◆ **Direction**: Report how many lines contain the word "XIAOBAIHAO"; answer with the number only.

Collected data

···

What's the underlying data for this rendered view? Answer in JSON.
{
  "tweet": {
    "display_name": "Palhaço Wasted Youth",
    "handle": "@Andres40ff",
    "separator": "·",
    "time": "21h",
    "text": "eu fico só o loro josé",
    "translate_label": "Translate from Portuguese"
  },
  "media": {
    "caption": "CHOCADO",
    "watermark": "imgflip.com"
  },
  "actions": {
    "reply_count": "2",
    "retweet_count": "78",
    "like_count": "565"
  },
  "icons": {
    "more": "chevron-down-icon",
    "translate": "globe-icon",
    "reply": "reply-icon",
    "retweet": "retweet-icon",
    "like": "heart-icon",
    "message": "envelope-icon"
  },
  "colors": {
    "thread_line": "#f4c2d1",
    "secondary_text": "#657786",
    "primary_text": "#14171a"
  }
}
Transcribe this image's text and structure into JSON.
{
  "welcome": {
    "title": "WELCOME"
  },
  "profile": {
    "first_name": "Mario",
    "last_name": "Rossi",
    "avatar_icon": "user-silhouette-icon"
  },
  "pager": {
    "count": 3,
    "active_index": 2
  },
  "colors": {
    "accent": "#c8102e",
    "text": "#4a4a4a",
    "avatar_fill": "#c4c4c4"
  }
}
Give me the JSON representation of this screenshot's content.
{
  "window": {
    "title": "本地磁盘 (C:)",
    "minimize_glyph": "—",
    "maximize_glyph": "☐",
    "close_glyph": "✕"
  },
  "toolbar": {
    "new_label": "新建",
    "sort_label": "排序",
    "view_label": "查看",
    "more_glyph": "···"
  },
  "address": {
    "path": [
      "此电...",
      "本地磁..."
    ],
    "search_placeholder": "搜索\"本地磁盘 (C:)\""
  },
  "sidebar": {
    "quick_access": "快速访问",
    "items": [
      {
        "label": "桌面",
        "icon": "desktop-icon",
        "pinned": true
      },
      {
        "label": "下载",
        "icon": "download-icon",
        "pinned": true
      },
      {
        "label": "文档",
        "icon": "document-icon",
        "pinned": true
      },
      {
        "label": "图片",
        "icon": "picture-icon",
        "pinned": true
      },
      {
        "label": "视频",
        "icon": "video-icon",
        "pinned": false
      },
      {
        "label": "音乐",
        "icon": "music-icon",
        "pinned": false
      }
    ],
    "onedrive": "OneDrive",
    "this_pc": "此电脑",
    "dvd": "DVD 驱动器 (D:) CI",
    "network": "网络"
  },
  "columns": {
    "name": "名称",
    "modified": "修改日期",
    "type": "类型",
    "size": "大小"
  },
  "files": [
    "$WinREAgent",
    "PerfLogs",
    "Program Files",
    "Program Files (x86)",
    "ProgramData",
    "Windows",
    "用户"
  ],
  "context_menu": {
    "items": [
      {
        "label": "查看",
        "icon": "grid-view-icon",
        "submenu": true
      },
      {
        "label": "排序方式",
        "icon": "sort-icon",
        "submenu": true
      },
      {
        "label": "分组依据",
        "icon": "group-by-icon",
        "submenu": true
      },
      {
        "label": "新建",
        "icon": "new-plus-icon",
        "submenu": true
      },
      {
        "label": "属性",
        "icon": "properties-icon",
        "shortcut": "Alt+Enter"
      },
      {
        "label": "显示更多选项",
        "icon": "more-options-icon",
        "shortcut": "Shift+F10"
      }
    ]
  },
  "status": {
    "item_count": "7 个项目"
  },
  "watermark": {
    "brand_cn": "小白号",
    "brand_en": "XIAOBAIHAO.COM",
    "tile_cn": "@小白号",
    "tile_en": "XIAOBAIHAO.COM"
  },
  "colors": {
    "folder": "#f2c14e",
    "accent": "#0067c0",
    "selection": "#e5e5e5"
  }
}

···

◆ **Output**: 2